* **INFORMATION PROVIDED**:
<<<<
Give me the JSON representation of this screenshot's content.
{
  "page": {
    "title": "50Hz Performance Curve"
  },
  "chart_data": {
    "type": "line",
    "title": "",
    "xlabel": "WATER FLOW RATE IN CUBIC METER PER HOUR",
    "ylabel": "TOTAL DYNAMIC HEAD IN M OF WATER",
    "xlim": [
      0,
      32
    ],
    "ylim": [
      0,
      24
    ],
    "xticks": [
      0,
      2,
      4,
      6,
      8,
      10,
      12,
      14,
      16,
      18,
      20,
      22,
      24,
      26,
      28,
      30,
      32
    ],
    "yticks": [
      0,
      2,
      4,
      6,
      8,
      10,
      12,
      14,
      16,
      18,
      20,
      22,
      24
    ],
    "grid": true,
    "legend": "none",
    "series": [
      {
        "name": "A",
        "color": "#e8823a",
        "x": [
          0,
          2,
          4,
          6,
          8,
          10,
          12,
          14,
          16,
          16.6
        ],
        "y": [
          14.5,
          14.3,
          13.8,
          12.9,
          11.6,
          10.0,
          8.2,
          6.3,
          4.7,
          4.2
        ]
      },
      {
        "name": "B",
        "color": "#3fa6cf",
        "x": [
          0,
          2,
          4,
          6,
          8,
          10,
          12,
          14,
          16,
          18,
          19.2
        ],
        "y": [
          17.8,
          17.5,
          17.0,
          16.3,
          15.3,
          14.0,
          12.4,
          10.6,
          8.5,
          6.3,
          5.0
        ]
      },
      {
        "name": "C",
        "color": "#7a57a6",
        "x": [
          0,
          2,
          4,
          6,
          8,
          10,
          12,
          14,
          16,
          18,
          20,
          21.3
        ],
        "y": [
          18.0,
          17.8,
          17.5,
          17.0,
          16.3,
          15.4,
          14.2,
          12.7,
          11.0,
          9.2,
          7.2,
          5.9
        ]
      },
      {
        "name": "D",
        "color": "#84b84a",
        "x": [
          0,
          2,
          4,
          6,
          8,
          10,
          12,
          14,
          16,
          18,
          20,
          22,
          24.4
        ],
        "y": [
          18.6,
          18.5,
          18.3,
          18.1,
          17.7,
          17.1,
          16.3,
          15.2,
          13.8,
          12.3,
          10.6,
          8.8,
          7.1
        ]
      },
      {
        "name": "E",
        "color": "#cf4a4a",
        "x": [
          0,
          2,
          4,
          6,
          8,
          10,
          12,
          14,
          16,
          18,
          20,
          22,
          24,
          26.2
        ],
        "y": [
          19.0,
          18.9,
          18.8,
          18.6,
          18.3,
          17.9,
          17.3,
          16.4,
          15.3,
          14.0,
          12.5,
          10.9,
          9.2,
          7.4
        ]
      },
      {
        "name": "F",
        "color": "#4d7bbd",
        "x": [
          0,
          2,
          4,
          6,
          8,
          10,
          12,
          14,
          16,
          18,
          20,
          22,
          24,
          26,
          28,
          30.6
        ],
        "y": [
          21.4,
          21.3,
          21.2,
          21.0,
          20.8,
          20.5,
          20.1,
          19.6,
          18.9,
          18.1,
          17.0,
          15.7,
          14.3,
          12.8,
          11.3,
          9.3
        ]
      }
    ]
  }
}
>>>>
* **WHAT THIS TASK INVOLVES**: Find the word "WATER" in the entries above and gather every line that holds it.

* **ANSWER BELOW**:
    "xlabel": "WATER FLOW RATE IN CUBIC METER PER HOUR",
    "ylabel": "TOTAL DYNAMIC HEAD IN M OF WATER",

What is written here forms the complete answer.